* **Your instructions**:
Copy out all lines that carry the word "accuracy".

* **Excerpted records**:
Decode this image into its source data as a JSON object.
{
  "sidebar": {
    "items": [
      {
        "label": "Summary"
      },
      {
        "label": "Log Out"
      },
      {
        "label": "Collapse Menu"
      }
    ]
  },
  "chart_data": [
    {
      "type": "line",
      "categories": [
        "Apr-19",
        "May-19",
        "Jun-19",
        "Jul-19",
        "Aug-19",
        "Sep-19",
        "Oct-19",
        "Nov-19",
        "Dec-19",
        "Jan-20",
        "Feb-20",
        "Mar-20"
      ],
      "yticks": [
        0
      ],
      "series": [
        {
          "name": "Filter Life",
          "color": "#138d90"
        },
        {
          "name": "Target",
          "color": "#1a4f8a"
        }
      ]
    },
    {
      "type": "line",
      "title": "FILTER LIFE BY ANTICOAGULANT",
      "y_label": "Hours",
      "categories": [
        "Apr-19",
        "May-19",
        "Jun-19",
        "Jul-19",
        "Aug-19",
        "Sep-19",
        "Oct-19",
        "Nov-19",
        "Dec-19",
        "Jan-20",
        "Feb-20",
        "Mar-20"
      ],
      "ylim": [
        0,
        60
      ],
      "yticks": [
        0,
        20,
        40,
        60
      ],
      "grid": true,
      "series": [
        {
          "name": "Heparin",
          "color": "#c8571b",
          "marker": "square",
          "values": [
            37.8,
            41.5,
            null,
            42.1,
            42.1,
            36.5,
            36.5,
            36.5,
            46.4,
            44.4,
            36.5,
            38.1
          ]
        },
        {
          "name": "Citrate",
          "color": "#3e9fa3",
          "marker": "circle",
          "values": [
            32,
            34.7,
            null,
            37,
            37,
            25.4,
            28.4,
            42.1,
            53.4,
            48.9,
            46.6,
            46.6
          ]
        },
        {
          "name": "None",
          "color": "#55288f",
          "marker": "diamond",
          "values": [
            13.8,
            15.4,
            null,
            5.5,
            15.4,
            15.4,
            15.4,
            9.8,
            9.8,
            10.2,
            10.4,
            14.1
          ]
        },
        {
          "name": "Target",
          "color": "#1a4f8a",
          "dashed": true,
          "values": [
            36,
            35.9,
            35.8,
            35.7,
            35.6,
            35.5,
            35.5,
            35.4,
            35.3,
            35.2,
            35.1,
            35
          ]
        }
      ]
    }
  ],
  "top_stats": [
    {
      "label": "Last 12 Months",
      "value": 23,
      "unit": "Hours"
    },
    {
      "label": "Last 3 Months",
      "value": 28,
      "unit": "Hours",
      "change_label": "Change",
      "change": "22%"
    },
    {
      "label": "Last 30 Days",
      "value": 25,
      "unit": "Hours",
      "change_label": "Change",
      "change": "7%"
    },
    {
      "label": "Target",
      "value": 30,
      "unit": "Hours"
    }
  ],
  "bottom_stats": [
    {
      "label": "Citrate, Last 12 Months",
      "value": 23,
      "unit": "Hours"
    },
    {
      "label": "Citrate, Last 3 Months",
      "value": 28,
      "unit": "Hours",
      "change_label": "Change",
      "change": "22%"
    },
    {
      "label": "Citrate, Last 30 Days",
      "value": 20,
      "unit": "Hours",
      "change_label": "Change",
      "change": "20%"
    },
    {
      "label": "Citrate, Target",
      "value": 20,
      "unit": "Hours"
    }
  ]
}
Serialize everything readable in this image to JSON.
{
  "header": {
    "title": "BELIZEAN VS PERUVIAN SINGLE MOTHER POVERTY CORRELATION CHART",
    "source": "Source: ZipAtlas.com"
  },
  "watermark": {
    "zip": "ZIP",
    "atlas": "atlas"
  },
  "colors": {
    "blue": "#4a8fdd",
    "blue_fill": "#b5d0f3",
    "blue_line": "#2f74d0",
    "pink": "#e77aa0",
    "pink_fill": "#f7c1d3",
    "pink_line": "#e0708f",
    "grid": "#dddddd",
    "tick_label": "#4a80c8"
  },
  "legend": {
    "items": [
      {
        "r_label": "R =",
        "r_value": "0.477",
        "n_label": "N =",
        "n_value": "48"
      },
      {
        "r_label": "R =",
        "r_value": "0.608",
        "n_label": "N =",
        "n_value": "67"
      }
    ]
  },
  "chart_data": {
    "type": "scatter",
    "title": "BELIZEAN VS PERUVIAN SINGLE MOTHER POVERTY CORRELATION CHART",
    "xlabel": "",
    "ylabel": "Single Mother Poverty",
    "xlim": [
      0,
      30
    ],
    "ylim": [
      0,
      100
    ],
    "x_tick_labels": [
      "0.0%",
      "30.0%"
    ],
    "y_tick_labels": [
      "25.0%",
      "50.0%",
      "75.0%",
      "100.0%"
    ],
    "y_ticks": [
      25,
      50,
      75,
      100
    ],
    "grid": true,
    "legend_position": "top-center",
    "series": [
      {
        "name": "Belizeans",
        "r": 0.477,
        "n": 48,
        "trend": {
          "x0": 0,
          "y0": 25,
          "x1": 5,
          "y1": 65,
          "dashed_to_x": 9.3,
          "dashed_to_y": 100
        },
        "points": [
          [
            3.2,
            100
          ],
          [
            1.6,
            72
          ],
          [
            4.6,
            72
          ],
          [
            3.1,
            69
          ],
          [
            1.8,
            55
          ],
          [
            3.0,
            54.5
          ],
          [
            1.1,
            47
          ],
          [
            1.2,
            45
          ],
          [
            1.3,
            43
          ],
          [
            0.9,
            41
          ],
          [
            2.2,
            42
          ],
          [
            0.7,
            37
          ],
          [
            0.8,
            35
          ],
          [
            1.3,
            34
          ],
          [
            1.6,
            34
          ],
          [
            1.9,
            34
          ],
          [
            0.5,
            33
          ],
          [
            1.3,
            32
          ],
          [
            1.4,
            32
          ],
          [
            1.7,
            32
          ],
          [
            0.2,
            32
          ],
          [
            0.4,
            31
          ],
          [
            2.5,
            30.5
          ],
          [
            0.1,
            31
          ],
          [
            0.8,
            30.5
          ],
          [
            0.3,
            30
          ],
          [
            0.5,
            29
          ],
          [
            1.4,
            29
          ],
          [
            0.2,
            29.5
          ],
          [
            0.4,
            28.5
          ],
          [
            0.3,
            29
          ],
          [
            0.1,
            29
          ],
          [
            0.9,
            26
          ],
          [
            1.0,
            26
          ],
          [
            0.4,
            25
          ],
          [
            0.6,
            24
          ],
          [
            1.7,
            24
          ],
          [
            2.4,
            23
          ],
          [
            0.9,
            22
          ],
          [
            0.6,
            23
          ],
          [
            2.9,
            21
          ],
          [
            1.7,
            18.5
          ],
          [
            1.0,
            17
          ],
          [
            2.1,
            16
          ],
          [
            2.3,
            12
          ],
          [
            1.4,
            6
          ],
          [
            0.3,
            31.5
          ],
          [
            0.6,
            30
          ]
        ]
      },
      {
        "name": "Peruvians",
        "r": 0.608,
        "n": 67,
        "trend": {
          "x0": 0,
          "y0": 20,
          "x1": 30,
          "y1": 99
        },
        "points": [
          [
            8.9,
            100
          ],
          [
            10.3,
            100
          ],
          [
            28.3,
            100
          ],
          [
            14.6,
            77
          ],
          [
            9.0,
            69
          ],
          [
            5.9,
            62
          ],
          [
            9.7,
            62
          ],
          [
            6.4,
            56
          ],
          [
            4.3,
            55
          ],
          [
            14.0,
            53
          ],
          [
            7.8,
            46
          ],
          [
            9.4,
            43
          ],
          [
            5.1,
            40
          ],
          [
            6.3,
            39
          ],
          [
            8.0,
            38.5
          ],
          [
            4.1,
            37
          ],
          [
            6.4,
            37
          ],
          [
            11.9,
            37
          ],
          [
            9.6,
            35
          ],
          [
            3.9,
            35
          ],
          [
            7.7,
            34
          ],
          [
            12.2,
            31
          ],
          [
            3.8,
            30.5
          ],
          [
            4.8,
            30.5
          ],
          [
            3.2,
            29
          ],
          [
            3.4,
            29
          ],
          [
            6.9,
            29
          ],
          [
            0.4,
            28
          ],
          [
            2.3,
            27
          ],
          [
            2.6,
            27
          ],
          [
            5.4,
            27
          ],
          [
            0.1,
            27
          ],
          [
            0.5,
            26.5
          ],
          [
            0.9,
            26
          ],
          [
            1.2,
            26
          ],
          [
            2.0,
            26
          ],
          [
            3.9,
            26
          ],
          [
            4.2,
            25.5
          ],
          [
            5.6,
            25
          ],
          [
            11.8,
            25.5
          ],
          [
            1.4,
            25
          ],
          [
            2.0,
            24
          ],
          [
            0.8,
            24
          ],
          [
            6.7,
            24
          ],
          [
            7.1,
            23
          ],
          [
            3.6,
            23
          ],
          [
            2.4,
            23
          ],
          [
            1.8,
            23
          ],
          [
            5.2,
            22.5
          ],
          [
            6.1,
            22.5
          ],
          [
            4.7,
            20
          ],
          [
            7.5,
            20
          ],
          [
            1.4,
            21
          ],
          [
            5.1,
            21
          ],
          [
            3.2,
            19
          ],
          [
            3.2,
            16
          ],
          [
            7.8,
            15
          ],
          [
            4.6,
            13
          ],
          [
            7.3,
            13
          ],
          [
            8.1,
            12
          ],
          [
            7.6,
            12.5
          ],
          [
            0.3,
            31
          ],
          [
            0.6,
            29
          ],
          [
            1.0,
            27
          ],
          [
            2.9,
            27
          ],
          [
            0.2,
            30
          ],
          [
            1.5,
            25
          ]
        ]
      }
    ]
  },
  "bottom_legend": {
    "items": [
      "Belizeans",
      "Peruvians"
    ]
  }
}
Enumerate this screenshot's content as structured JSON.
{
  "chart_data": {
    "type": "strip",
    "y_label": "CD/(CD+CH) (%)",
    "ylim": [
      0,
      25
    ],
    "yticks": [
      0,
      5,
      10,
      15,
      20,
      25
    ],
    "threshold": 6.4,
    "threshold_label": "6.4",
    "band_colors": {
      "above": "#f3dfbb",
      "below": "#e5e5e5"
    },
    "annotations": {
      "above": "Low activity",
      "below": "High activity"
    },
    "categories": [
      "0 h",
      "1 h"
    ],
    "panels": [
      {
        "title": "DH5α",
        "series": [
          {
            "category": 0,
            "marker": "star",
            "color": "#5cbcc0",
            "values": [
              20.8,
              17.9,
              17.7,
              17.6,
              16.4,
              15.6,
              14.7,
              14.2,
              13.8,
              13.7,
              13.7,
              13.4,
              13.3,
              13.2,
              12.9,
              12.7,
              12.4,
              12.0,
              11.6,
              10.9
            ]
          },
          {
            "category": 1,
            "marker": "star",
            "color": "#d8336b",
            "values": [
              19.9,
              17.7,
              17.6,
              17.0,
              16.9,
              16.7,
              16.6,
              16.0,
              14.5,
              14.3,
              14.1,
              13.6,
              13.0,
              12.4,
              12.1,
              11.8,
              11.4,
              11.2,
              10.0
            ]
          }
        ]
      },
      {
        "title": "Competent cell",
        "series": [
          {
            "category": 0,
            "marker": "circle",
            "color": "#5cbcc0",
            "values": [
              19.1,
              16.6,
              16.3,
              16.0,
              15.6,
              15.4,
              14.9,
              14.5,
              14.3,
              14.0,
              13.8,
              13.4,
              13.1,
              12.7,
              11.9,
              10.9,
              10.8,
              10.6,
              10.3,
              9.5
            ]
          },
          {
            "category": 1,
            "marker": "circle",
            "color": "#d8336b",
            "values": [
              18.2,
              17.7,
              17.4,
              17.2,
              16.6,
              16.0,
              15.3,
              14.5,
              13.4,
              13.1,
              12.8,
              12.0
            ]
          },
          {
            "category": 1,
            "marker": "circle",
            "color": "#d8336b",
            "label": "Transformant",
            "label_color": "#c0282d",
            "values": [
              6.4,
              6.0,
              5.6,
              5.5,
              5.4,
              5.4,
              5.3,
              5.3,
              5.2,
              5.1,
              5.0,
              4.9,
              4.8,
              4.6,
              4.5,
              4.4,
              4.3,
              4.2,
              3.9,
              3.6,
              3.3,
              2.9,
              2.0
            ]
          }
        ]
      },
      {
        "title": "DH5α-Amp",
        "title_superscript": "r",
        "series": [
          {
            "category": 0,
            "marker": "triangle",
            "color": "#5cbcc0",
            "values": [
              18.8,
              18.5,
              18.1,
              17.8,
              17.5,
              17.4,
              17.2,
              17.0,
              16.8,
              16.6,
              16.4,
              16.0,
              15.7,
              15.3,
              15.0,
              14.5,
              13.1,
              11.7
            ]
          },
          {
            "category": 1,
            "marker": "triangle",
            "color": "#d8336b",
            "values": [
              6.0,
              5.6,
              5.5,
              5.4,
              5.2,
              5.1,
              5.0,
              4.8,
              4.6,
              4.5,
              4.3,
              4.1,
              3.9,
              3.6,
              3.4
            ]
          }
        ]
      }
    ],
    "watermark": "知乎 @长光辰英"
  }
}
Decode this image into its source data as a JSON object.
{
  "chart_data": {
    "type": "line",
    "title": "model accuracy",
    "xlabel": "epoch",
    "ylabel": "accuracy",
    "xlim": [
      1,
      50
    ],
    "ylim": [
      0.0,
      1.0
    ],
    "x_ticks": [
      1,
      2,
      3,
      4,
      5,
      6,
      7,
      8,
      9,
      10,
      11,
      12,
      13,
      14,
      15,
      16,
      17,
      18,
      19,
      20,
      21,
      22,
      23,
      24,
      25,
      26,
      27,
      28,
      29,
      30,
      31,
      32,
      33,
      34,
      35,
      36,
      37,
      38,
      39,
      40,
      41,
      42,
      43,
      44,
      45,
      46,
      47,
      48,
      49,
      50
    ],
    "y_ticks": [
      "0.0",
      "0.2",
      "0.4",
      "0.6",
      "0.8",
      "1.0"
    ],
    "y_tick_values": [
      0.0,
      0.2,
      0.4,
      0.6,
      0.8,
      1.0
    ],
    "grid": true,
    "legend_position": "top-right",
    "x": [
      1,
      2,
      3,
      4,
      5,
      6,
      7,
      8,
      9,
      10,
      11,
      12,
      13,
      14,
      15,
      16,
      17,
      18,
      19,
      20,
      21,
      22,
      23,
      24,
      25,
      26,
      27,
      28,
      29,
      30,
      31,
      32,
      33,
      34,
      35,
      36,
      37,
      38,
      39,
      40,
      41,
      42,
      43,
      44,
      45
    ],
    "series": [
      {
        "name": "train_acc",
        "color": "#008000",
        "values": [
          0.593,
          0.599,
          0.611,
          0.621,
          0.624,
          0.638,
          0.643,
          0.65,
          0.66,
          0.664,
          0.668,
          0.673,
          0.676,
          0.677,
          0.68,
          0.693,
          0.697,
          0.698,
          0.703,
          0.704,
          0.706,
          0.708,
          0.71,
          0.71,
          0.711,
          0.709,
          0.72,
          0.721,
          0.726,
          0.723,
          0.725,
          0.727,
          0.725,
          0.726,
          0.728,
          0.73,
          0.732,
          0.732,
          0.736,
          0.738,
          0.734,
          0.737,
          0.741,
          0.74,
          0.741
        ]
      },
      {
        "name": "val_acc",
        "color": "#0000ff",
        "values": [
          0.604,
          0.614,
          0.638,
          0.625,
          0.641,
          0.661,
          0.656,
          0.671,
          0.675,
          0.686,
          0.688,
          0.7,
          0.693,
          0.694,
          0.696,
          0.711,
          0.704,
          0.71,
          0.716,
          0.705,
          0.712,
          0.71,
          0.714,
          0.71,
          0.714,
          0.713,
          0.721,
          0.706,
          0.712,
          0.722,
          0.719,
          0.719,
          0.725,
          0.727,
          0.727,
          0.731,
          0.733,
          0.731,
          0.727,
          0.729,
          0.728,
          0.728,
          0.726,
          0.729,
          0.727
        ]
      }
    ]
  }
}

* **Response to this exercise**:
    "title": "model accuracy",
    "ylabel": "accuracy",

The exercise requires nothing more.